### Work to be completed
In the material below, find each line holding the string "structure" and copy it.
-- Begin Source data --
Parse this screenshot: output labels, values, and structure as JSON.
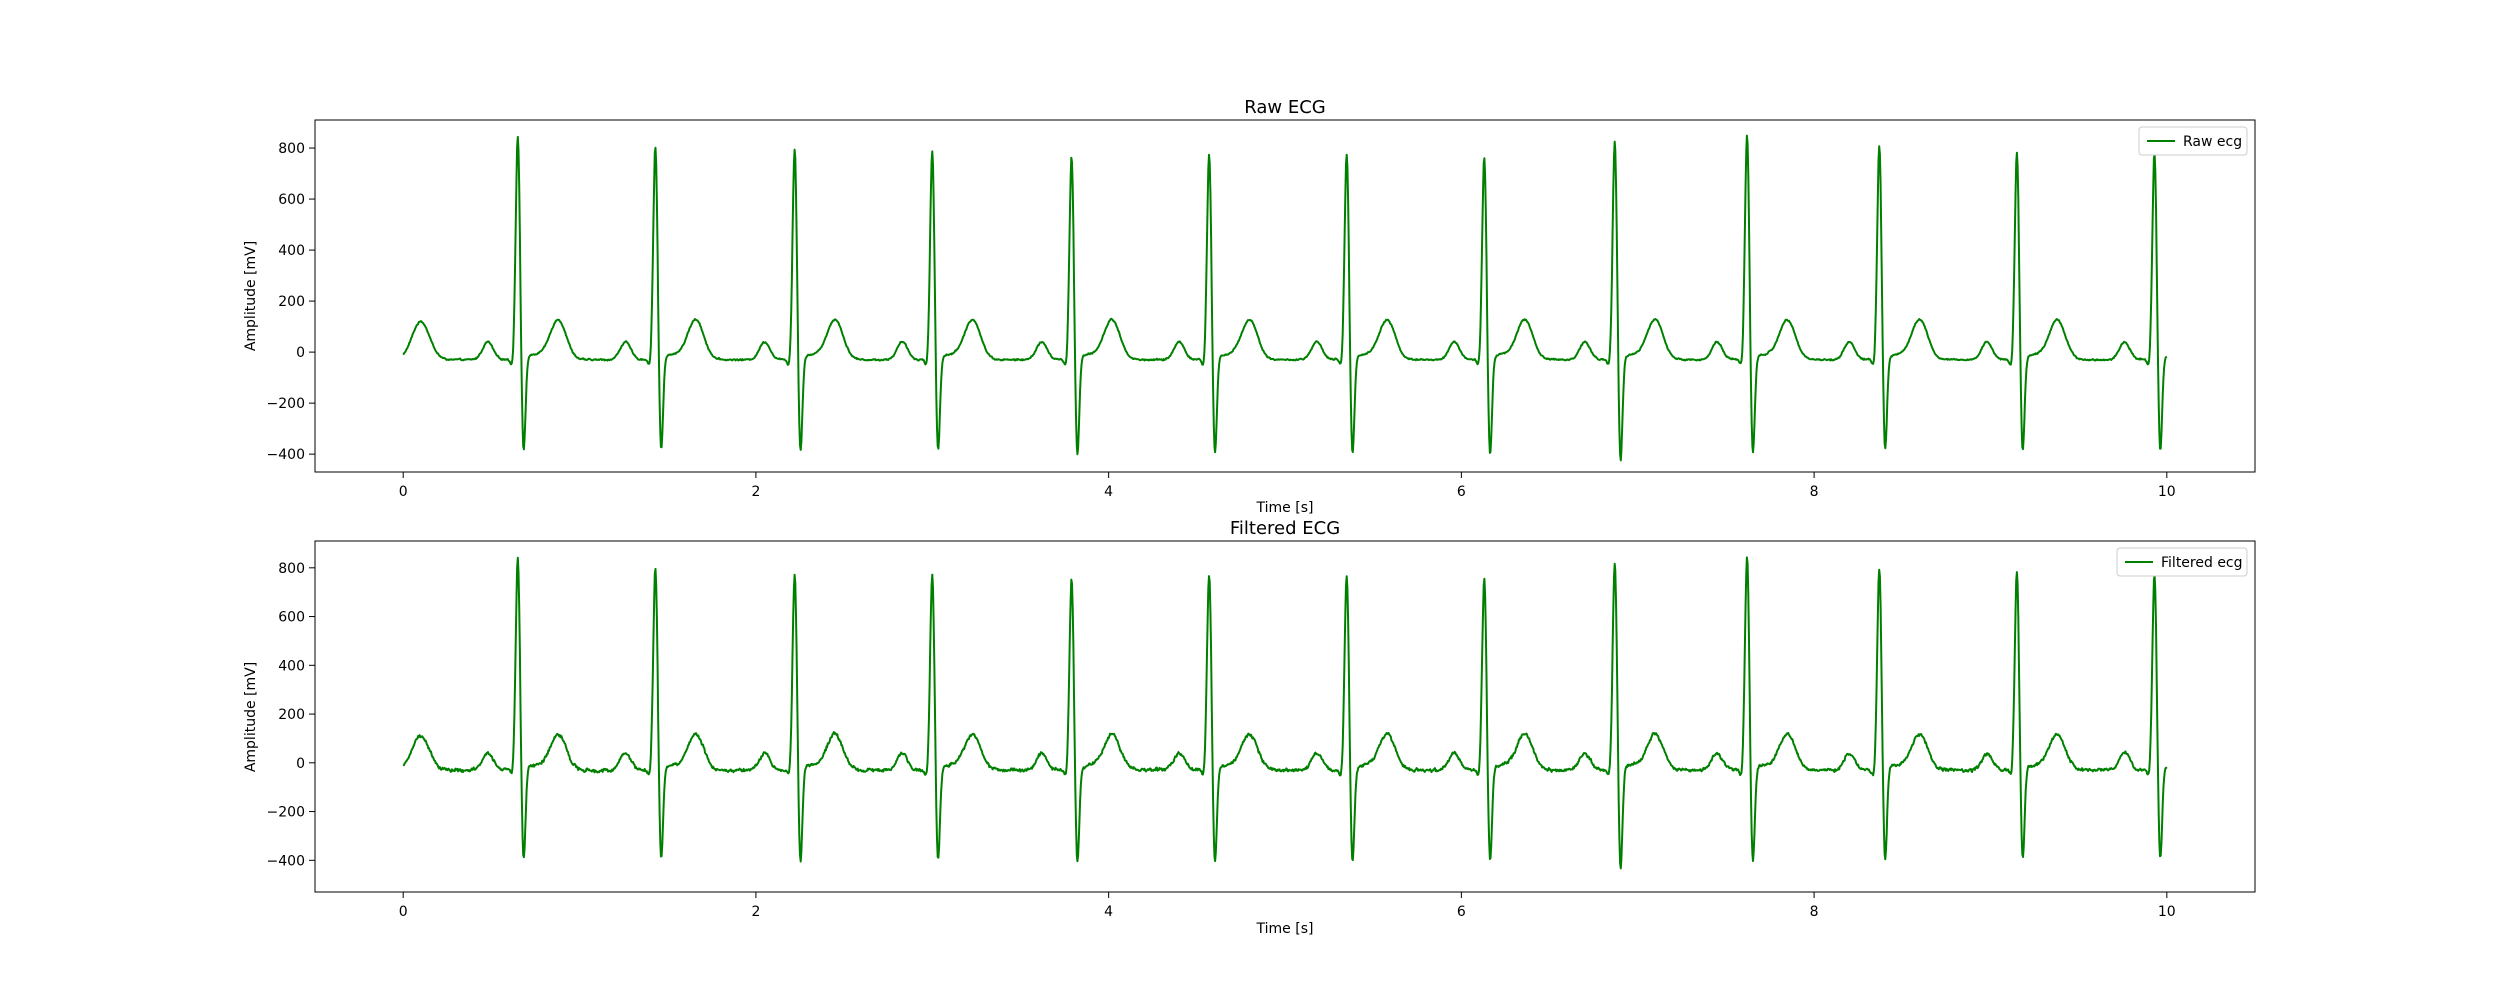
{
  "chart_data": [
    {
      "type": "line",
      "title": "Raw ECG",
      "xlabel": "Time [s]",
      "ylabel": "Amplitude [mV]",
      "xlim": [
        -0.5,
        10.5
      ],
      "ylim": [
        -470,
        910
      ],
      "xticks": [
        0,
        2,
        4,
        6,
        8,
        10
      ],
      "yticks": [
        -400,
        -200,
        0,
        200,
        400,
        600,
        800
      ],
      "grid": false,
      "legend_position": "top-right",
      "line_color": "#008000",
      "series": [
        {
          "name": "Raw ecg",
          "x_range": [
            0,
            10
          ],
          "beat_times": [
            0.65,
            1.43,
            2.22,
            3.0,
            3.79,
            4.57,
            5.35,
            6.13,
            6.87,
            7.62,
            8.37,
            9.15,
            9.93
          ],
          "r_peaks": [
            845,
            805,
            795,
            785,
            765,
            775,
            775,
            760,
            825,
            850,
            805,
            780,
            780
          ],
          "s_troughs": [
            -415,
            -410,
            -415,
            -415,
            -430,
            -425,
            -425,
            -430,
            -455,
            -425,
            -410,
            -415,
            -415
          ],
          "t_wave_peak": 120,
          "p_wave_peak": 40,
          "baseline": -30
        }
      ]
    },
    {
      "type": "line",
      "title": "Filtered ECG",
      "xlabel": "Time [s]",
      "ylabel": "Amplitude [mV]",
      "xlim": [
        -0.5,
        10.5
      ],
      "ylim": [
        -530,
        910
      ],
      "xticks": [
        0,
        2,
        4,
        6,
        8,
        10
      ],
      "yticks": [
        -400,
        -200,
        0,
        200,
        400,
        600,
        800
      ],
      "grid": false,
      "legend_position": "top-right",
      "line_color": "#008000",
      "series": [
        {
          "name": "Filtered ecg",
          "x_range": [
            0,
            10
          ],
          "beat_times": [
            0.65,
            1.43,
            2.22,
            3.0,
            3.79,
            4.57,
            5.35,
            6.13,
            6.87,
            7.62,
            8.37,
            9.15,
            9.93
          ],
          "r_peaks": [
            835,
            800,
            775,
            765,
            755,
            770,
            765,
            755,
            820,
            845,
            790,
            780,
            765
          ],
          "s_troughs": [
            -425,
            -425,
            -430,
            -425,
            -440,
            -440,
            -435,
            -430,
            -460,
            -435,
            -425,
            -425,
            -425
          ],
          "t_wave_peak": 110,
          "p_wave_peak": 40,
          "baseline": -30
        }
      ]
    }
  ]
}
-- End Source data --
-- Begin Source data --
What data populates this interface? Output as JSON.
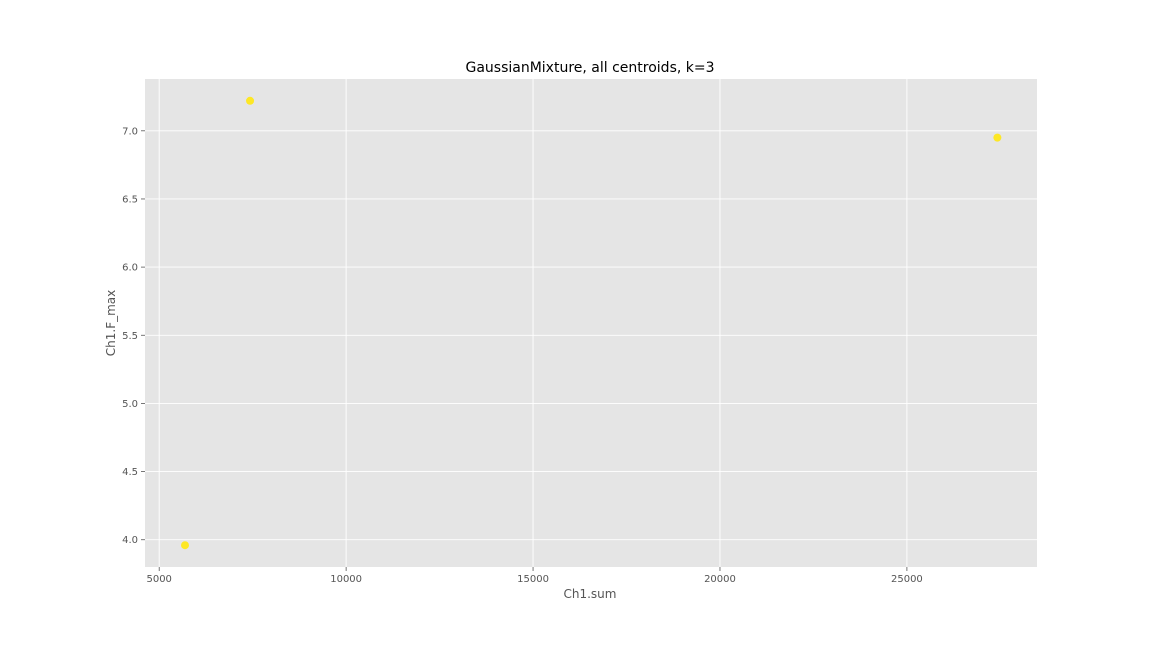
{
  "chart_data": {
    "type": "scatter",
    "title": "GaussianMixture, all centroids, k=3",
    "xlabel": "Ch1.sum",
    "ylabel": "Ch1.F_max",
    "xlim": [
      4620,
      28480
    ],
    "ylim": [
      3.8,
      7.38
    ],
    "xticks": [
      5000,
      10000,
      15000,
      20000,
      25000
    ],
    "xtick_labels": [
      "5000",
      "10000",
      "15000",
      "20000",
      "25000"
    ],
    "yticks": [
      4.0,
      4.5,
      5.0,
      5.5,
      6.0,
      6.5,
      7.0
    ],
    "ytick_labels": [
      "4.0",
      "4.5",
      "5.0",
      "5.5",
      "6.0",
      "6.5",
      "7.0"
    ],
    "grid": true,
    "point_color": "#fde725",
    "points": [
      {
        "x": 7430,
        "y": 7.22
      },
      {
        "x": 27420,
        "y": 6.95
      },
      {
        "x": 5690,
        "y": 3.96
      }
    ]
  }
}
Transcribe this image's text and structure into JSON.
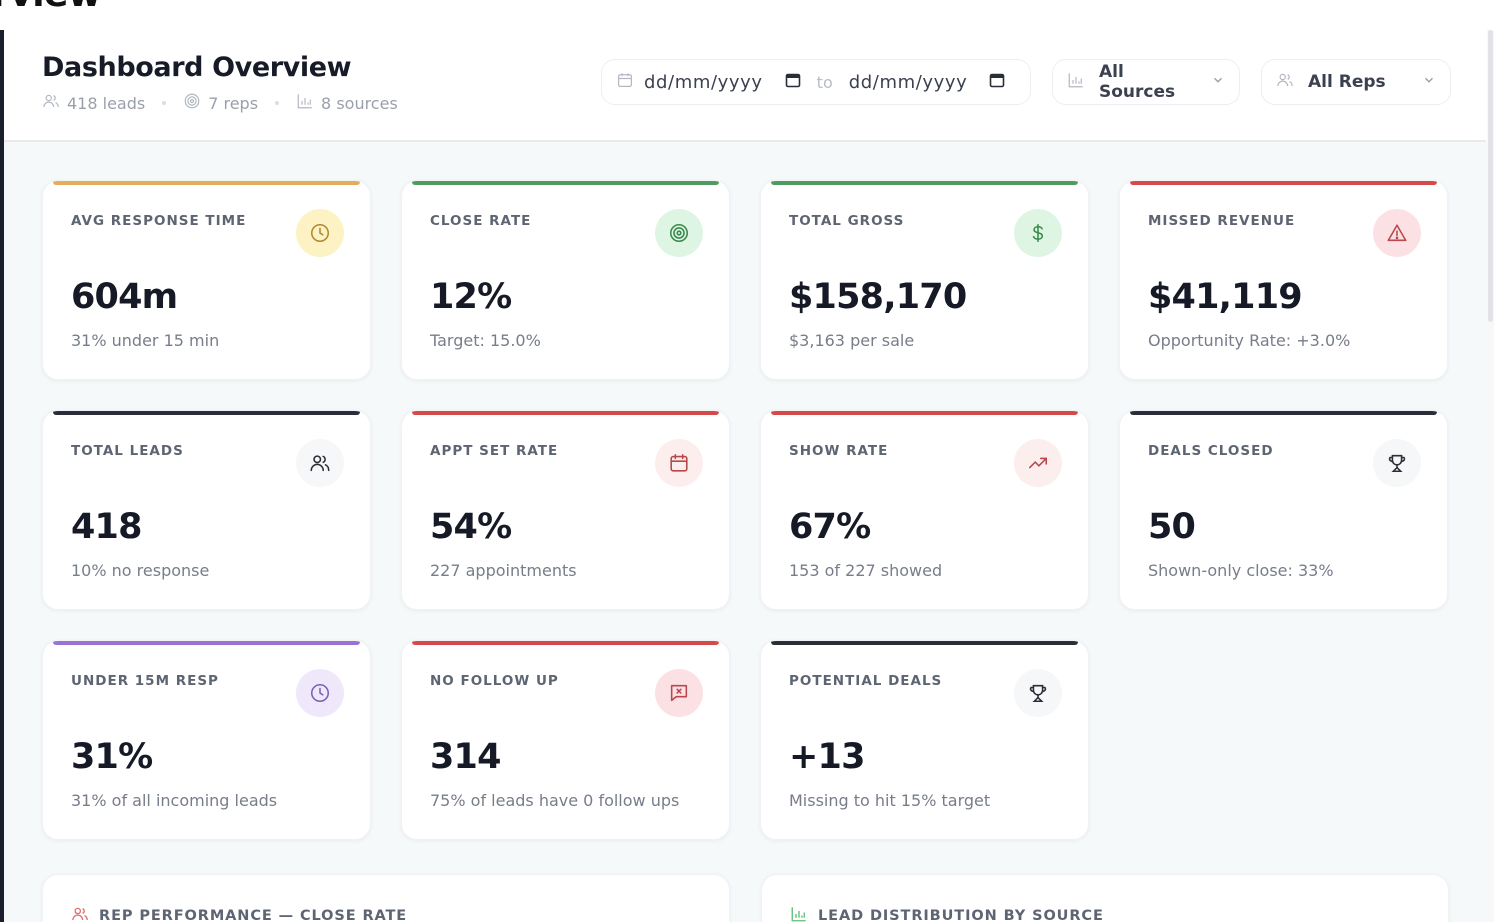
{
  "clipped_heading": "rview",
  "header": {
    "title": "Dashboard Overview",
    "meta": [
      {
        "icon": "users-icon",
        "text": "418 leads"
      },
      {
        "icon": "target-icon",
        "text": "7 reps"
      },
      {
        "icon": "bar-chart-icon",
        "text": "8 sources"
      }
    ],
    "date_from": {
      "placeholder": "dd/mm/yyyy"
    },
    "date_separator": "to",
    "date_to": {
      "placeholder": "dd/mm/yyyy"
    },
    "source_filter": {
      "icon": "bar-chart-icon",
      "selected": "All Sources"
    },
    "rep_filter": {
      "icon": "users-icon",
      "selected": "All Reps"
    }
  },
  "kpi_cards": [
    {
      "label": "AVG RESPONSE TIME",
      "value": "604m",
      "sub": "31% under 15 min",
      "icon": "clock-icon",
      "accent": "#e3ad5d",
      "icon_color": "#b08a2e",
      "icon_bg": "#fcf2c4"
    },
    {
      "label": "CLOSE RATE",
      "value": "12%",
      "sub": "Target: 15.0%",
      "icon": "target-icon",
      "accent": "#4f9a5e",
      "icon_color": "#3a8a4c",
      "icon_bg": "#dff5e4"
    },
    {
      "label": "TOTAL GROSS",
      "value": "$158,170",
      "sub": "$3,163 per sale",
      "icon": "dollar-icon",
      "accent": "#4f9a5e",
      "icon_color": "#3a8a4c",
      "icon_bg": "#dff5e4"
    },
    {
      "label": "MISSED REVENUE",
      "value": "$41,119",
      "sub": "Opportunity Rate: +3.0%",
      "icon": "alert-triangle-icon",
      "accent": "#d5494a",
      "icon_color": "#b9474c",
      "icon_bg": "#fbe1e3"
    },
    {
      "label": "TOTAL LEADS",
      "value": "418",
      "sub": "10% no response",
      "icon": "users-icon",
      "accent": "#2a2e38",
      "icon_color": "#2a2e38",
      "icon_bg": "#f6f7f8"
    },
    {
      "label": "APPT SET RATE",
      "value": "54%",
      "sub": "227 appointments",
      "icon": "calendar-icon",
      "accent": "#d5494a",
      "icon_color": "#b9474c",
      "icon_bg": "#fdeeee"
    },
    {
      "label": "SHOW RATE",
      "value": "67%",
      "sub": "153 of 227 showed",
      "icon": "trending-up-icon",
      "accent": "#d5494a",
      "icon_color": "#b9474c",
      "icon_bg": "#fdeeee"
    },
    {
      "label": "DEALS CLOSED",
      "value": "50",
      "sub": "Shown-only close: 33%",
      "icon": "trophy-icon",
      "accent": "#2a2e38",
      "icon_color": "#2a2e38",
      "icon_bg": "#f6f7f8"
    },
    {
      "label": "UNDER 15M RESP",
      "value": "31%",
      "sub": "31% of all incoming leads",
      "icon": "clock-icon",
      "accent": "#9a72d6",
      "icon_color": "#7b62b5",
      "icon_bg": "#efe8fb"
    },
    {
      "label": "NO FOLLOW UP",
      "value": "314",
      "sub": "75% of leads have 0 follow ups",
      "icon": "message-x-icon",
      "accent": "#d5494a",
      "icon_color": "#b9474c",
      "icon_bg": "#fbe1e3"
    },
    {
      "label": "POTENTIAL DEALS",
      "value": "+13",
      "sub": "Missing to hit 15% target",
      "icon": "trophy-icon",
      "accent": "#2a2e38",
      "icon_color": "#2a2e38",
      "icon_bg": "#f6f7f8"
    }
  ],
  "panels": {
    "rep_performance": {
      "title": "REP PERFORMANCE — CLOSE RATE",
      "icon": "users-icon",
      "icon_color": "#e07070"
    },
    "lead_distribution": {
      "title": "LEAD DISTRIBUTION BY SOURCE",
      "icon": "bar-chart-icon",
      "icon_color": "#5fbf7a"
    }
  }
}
-- End Source data --
### The reply
Parse this screenshot: output labels, values, and structure as JSON.
Transcribe this image's text and structure into JSON.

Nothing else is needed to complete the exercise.